▶ [Your objective] Below are some records; give them all again exactly, but not the pictures.
>> start
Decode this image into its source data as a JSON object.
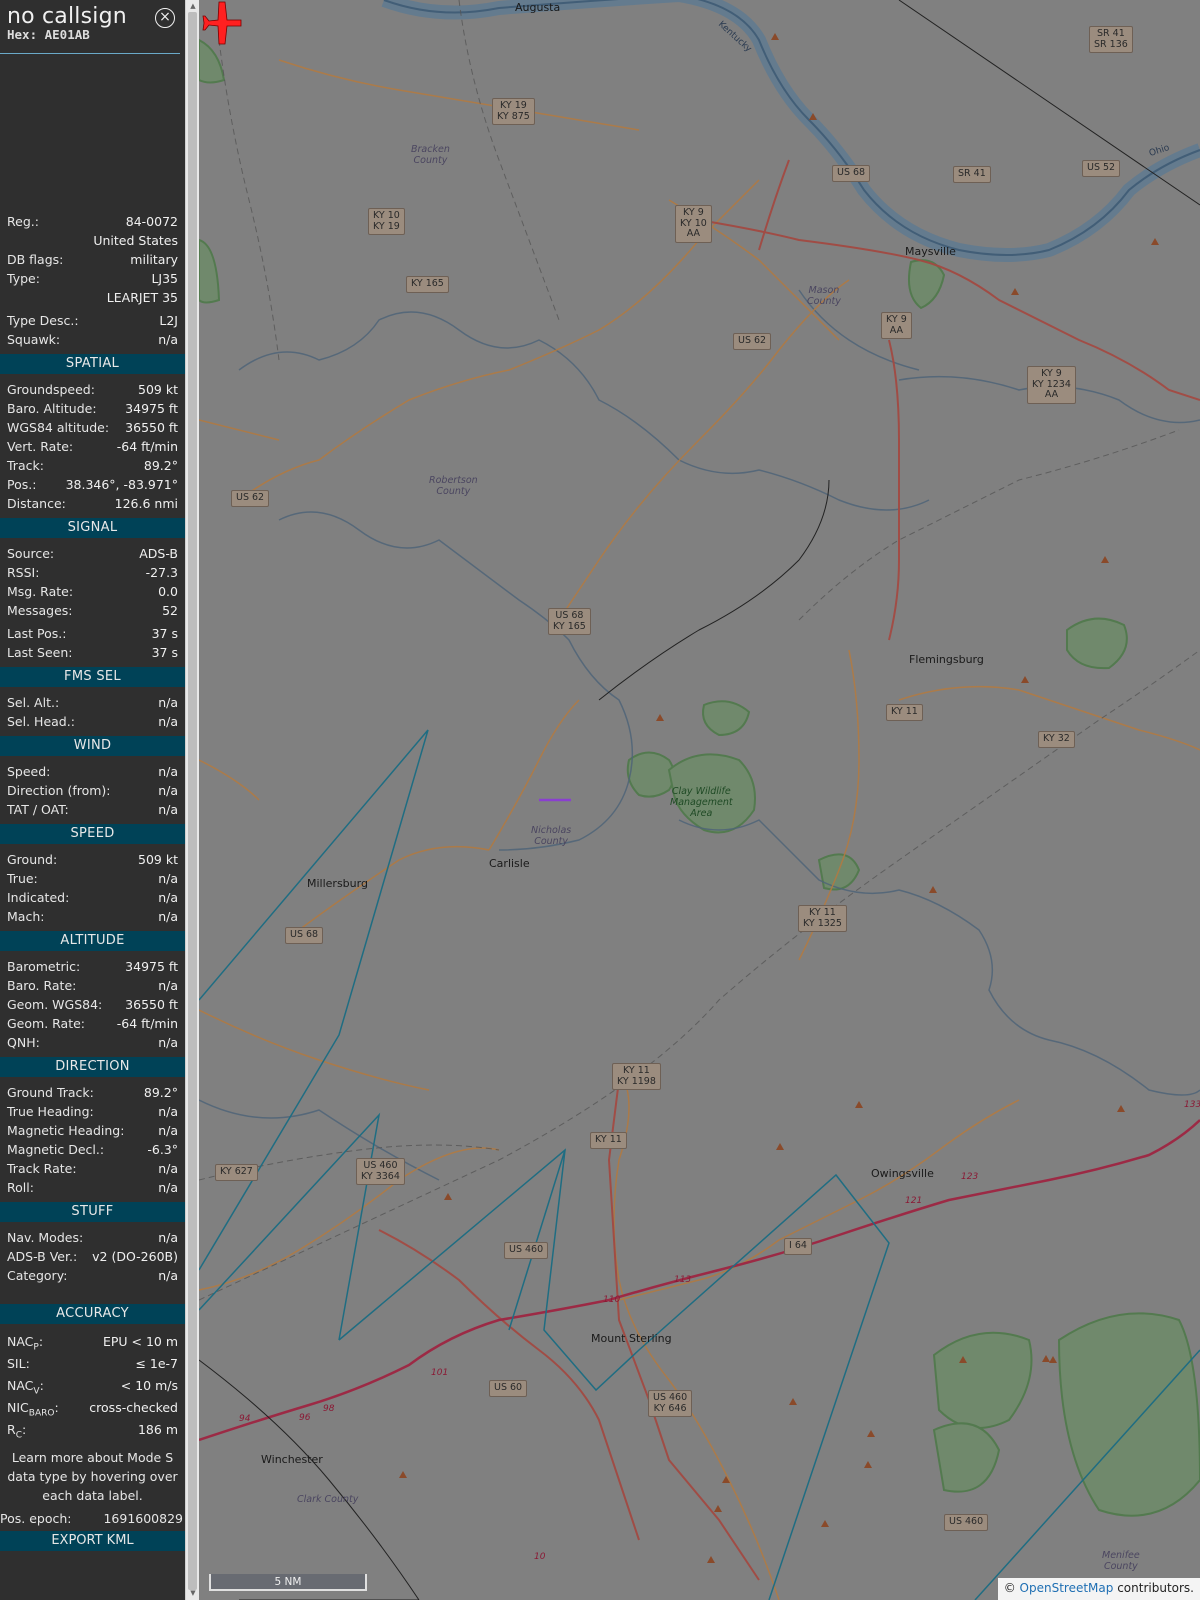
{
  "header": {
    "callsign": "no callsign",
    "hex": "Hex: AE01AB",
    "close_glyph": "×"
  },
  "info": {
    "reg_label": "Reg.:",
    "reg": "84-0072",
    "country": "United States",
    "dbflags_label": "DB flags:",
    "dbflags": "military",
    "type_label": "Type:",
    "type": "LJ35",
    "type_name": "LEARJET 35",
    "typedesc_label": "Type Desc.:",
    "typedesc": "L2J",
    "squawk_label": "Squawk:",
    "squawk": "n/a"
  },
  "spatial": {
    "title": "SPATIAL",
    "rows": [
      {
        "label": "Groundspeed:",
        "value": "509 kt"
      },
      {
        "label": "Baro. Altitude:",
        "value": "34975 ft"
      },
      {
        "label": "WGS84 altitude:",
        "value": "36550 ft"
      },
      {
        "label": "Vert. Rate:",
        "value": "-64 ft/min"
      },
      {
        "label": "Track:",
        "value": "89.2°"
      },
      {
        "label": "Pos.:",
        "value": "38.346°, -83.971°"
      },
      {
        "label": "Distance:",
        "value": "126.6 nmi"
      }
    ]
  },
  "signal": {
    "title": "SIGNAL",
    "rows": [
      {
        "label": "Source:",
        "value": "ADS-B"
      },
      {
        "label": "RSSI:",
        "value": "-27.3"
      },
      {
        "label": "Msg. Rate:",
        "value": "0.0"
      },
      {
        "label": "Messages:",
        "value": "52"
      }
    ],
    "rows2": [
      {
        "label": "Last Pos.:",
        "value": "37 s"
      },
      {
        "label": "Last Seen:",
        "value": "37 s"
      }
    ]
  },
  "fms": {
    "title": "FMS SEL",
    "rows": [
      {
        "label": "Sel. Alt.:",
        "value": "n/a"
      },
      {
        "label": "Sel. Head.:",
        "value": "n/a"
      }
    ]
  },
  "wind": {
    "title": "WIND",
    "rows": [
      {
        "label": "Speed:",
        "value": "n/a"
      },
      {
        "label": "Direction (from):",
        "value": "n/a"
      },
      {
        "label": "TAT / OAT:",
        "value": "n/a"
      }
    ]
  },
  "speed": {
    "title": "SPEED",
    "rows": [
      {
        "label": "Ground:",
        "value": "509 kt"
      },
      {
        "label": "True:",
        "value": "n/a"
      },
      {
        "label": "Indicated:",
        "value": "n/a"
      },
      {
        "label": "Mach:",
        "value": "n/a"
      }
    ]
  },
  "altitude": {
    "title": "ALTITUDE",
    "rows": [
      {
        "label": "Barometric:",
        "value": "34975 ft"
      },
      {
        "label": "Baro. Rate:",
        "value": "n/a"
      },
      {
        "label": "Geom. WGS84:",
        "value": "36550 ft"
      },
      {
        "label": "Geom. Rate:",
        "value": "-64 ft/min"
      },
      {
        "label": "QNH:",
        "value": "n/a"
      }
    ]
  },
  "direction": {
    "title": "DIRECTION",
    "rows": [
      {
        "label": "Ground Track:",
        "value": "89.2°"
      },
      {
        "label": "True Heading:",
        "value": "n/a"
      },
      {
        "label": "Magnetic Heading:",
        "value": "n/a"
      },
      {
        "label": "Magnetic Decl.:",
        "value": "-6.3°"
      },
      {
        "label": "Track Rate:",
        "value": "n/a"
      },
      {
        "label": "Roll:",
        "value": "n/a"
      }
    ]
  },
  "stuff": {
    "title": "STUFF",
    "rows": [
      {
        "label": "Nav. Modes:",
        "value": "n/a"
      },
      {
        "label": "ADS-B Ver.:",
        "value": "v2 (DO-260B)"
      },
      {
        "label": "Category:",
        "value": "n/a"
      }
    ]
  },
  "accuracy": {
    "title": "ACCURACY",
    "nacp_main": "NAC",
    "nacp_sub": "P",
    "nacp_value": "EPU < 10 m",
    "sil_label": "SIL:",
    "sil_value": "≤ 1e-7",
    "nacv_main": "NAC",
    "nacv_sub": "V",
    "nacv_value": "< 10 m/s",
    "nic_main": "NIC",
    "nic_sub": "BARO",
    "nic_value": "cross-checked",
    "rc_main": "R",
    "rc_sub": "C",
    "rc_value": "186 m"
  },
  "footer": {
    "note": "Learn more about Mode S data type by hovering over each data label.",
    "epoch_label": "Pos. epoch:",
    "epoch_value": "1691600829",
    "export": "EXPORT KML"
  },
  "map": {
    "scale": "5 NM",
    "attribution_prefix": "©",
    "attribution_link": "OpenStreetMap",
    "attribution_suffix": "contributors.",
    "places": [
      {
        "id": "augusta",
        "name": "Augusta"
      },
      {
        "id": "maysville",
        "name": "Maysville"
      },
      {
        "id": "flemingsburg",
        "name": "Flemingsburg"
      },
      {
        "id": "carlisle",
        "name": "Carlisle"
      },
      {
        "id": "millersburg",
        "name": "Millersburg"
      },
      {
        "id": "owingsville",
        "name": "Owingsville"
      },
      {
        "id": "mount-sterling",
        "name": "Mount Sterling"
      },
      {
        "id": "winchester",
        "name": "Winchester"
      },
      {
        "id": "kentucky",
        "name": "Kentucky"
      },
      {
        "id": "ohio",
        "name": "Ohio"
      }
    ],
    "counties": [
      {
        "id": "bracken",
        "name": "Bracken\nCounty"
      },
      {
        "id": "mason",
        "name": "Mason\nCounty"
      },
      {
        "id": "robertson",
        "name": "Robertson\nCounty"
      },
      {
        "id": "nicholas",
        "name": "Nicholas\nCounty"
      },
      {
        "id": "clark",
        "name": "Clark County"
      },
      {
        "id": "menifee",
        "name": "Menifee\nCounty"
      },
      {
        "id": "clay",
        "name": "Clay Wildlife\nManagement\nArea"
      }
    ],
    "shields": [
      {
        "id": "ky19-875",
        "text": "KY 19\nKY 875"
      },
      {
        "id": "ky10-19",
        "text": "KY 10\nKY 19"
      },
      {
        "id": "ky165",
        "text": "KY 165"
      },
      {
        "id": "ky9-10-aa",
        "text": "KY 9\nKY 10\nAA"
      },
      {
        "id": "us68-top",
        "text": "US 68"
      },
      {
        "id": "sr41",
        "text": "SR 41"
      },
      {
        "id": "sr41-136",
        "text": "SR 41\nSR 136"
      },
      {
        "id": "us52",
        "text": "US 52"
      },
      {
        "id": "us62-a",
        "text": "US 62"
      },
      {
        "id": "ky9-aa",
        "text": "KY 9\nAA"
      },
      {
        "id": "ky9-1234-aa",
        "text": "KY 9\nKY 1234\nAA"
      },
      {
        "id": "us62-b",
        "text": "US 62"
      },
      {
        "id": "us68-165",
        "text": "US 68\nKY 165"
      },
      {
        "id": "ky11-a",
        "text": "KY 11"
      },
      {
        "id": "ky32",
        "text": "KY 32"
      },
      {
        "id": "us68-b",
        "text": "US 68"
      },
      {
        "id": "ky11-1325",
        "text": "KY 11\nKY 1325"
      },
      {
        "id": "ky11-1198",
        "text": "KY 11\nKY 1198"
      },
      {
        "id": "ky11-b",
        "text": "KY 11"
      },
      {
        "id": "ky627",
        "text": "KY 627"
      },
      {
        "id": "us460-3364",
        "text": "US 460\nKY 3364"
      },
      {
        "id": "us460-a",
        "text": "US 460"
      },
      {
        "id": "i64",
        "text": "I 64"
      },
      {
        "id": "us60",
        "text": "US 60"
      },
      {
        "id": "us460-646",
        "text": "US 460\nKY 646"
      },
      {
        "id": "us460-b",
        "text": "US 460"
      }
    ],
    "exits": [
      "133",
      "123",
      "121",
      "113",
      "110",
      "101",
      "98",
      "96",
      "94",
      "10"
    ]
  }
}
>> end
▶ [Worked answer]
Decode this image into its source data as a JSON object.
{
  "header": {
    "callsign": "no callsign",
    "hex": "Hex: AE01AB",
    "close_glyph": "×"
  },
  "info": {
    "reg_label": "Reg.:",
    "reg": "84-0072",
    "country": "United States",
    "dbflags_label": "DB flags:",
    "dbflags": "military",
    "type_label": "Type:",
    "type": "LJ35",
    "type_name": "LEARJET 35",
    "typedesc_label": "Type Desc.:",
    "typedesc": "L2J",
    "squawk_label": "Squawk:",
    "squawk": "n/a"
  },
  "spatial": {
    "title": "SPATIAL",
    "rows": [
      {
        "label": "Groundspeed:",
        "value": "509 kt"
      },
      {
        "label": "Baro. Altitude:",
        "value": "34975 ft"
      },
      {
        "label": "WGS84 altitude:",
        "value": "36550 ft"
      },
      {
        "label": "Vert. Rate:",
        "value": "-64 ft/min"
      },
      {
        "label": "Track:",
        "value": "89.2°"
      },
      {
        "label": "Pos.:",
        "value": "38.346°, -83.971°"
      },
      {
        "label": "Distance:",
        "value": "126.6 nmi"
      }
    ]
  },
  "signal": {
    "title": "SIGNAL",
    "rows": [
      {
        "label": "Source:",
        "value": "ADS-B"
      },
      {
        "label": "RSSI:",
        "value": "-27.3"
      },
      {
        "label": "Msg. Rate:",
        "value": "0.0"
      },
      {
        "label": "Messages:",
        "value": "52"
      }
    ],
    "rows2": [
      {
        "label": "Last Pos.:",
        "value": "37 s"
      },
      {
        "label": "Last Seen:",
        "value": "37 s"
      }
    ]
  },
  "fms": {
    "title": "FMS SEL",
    "rows": [
      {
        "label": "Sel. Alt.:",
        "value": "n/a"
      },
      {
        "label": "Sel. Head.:",
        "value": "n/a"
      }
    ]
  },
  "wind": {
    "title": "WIND",
    "rows": [
      {
        "label": "Speed:",
        "value": "n/a"
      },
      {
        "label": "Direction (from):",
        "value": "n/a"
      },
      {
        "label": "TAT / OAT:",
        "value": "n/a"
      }
    ]
  },
  "speed": {
    "title": "SPEED",
    "rows": [
      {
        "label": "Ground:",
        "value": "509 kt"
      },
      {
        "label": "True:",
        "value": "n/a"
      },
      {
        "label": "Indicated:",
        "value": "n/a"
      },
      {
        "label": "Mach:",
        "value": "n/a"
      }
    ]
  },
  "altitude": {
    "title": "ALTITUDE",
    "rows": [
      {
        "label": "Barometric:",
        "value": "34975 ft"
      },
      {
        "label": "Baro. Rate:",
        "value": "n/a"
      },
      {
        "label": "Geom. WGS84:",
        "value": "36550 ft"
      },
      {
        "label": "Geom. Rate:",
        "value": "-64 ft/min"
      },
      {
        "label": "QNH:",
        "value": "n/a"
      }
    ]
  },
  "direction": {
    "title": "DIRECTION",
    "rows": [
      {
        "label": "Ground Track:",
        "value": "89.2°"
      },
      {
        "label": "True Heading:",
        "value": "n/a"
      },
      {
        "label": "Magnetic Heading:",
        "value": "n/a"
      },
      {
        "label": "Magnetic Decl.:",
        "value": "-6.3°"
      },
      {
        "label": "Track Rate:",
        "value": "n/a"
      },
      {
        "label": "Roll:",
        "value": "n/a"
      }
    ]
  },
  "stuff": {
    "title": "STUFF",
    "rows": [
      {
        "label": "Nav. Modes:",
        "value": "n/a"
      },
      {
        "label": "ADS-B Ver.:",
        "value": "v2 (DO-260B)"
      },
      {
        "label": "Category:",
        "value": "n/a"
      }
    ]
  },
  "accuracy": {
    "title": "ACCURACY",
    "nacp_main": "NAC",
    "nacp_sub": "P",
    "nacp_value": "EPU < 10 m",
    "sil_label": "SIL:",
    "sil_value": "≤ 1e-7",
    "nacv_main": "NAC",
    "nacv_sub": "V",
    "nacv_value": "< 10 m/s",
    "nic_main": "NIC",
    "nic_sub": "BARO",
    "nic_value": "cross-checked",
    "rc_main": "R",
    "rc_sub": "C",
    "rc_value": "186 m"
  },
  "footer": {
    "note": "Learn more about Mode S data type by hovering over each data label.",
    "epoch_label": "Pos. epoch:",
    "epoch_value": "1691600829",
    "export": "EXPORT KML"
  },
  "map": {
    "scale": "5 NM",
    "attribution_prefix": "©",
    "attribution_link": "OpenStreetMap",
    "attribution_suffix": "contributors.",
    "places": [
      {
        "id": "augusta",
        "name": "Augusta"
      },
      {
        "id": "maysville",
        "name": "Maysville"
      },
      {
        "id": "flemingsburg",
        "name": "Flemingsburg"
      },
      {
        "id": "carlisle",
        "name": "Carlisle"
      },
      {
        "id": "millersburg",
        "name": "Millersburg"
      },
      {
        "id": "owingsville",
        "name": "Owingsville"
      },
      {
        "id": "mount-sterling",
        "name": "Mount Sterling"
      },
      {
        "id": "winchester",
        "name": "Winchester"
      },
      {
        "id": "kentucky",
        "name": "Kentucky"
      },
      {
        "id": "ohio",
        "name": "Ohio"
      }
    ],
    "counties": [
      {
        "id": "bracken",
        "name": "Bracken\nCounty"
      },
      {
        "id": "mason",
        "name": "Mason\nCounty"
      },
      {
        "id": "robertson",
        "name": "Robertson\nCounty"
      },
      {
        "id": "nicholas",
        "name": "Nicholas\nCounty"
      },
      {
        "id": "clark",
        "name": "Clark County"
      },
      {
        "id": "menifee",
        "name": "Menifee\nCounty"
      },
      {
        "id": "clay",
        "name": "Clay Wildlife\nManagement\nArea"
      }
    ],
    "shields": [
      {
        "id": "ky19-875",
        "text": "KY 19\nKY 875"
      },
      {
        "id": "ky10-19",
        "text": "KY 10\nKY 19"
      },
      {
        "id": "ky165",
        "text": "KY 165"
      },
      {
        "id": "ky9-10-aa",
        "text": "KY 9\nKY 10\nAA"
      },
      {
        "id": "us68-top",
        "text": "US 68"
      },
      {
        "id": "sr41",
        "text": "SR 41"
      },
      {
        "id": "sr41-136",
        "text": "SR 41\nSR 136"
      },
      {
        "id": "us52",
        "text": "US 52"
      },
      {
        "id": "us62-a",
        "text": "US 62"
      },
      {
        "id": "ky9-aa",
        "text": "KY 9\nAA"
      },
      {
        "id": "ky9-1234-aa",
        "text": "KY 9\nKY 1234\nAA"
      },
      {
        "id": "us62-b",
        "text": "US 62"
      },
      {
        "id": "us68-165",
        "text": "US 68\nKY 165"
      },
      {
        "id": "ky11-a",
        "text": "KY 11"
      },
      {
        "id": "ky32",
        "text": "KY 32"
      },
      {
        "id": "us68-b",
        "text": "US 68"
      },
      {
        "id": "ky11-1325",
        "text": "KY 11\nKY 1325"
      },
      {
        "id": "ky11-1198",
        "text": "KY 11\nKY 1198"
      },
      {
        "id": "ky11-b",
        "text": "KY 11"
      },
      {
        "id": "ky627",
        "text": "KY 627"
      },
      {
        "id": "us460-3364",
        "text": "US 460\nKY 3364"
      },
      {
        "id": "us460-a",
        "text": "US 460"
      },
      {
        "id": "i64",
        "text": "I 64"
      },
      {
        "id": "us60",
        "text": "US 60"
      },
      {
        "id": "us460-646",
        "text": "US 460\nKY 646"
      },
      {
        "id": "us460-b",
        "text": "US 460"
      }
    ],
    "exits": [
      "133",
      "123",
      "121",
      "113",
      "110",
      "101",
      "98",
      "96",
      "94",
      "10"
    ]
  }
}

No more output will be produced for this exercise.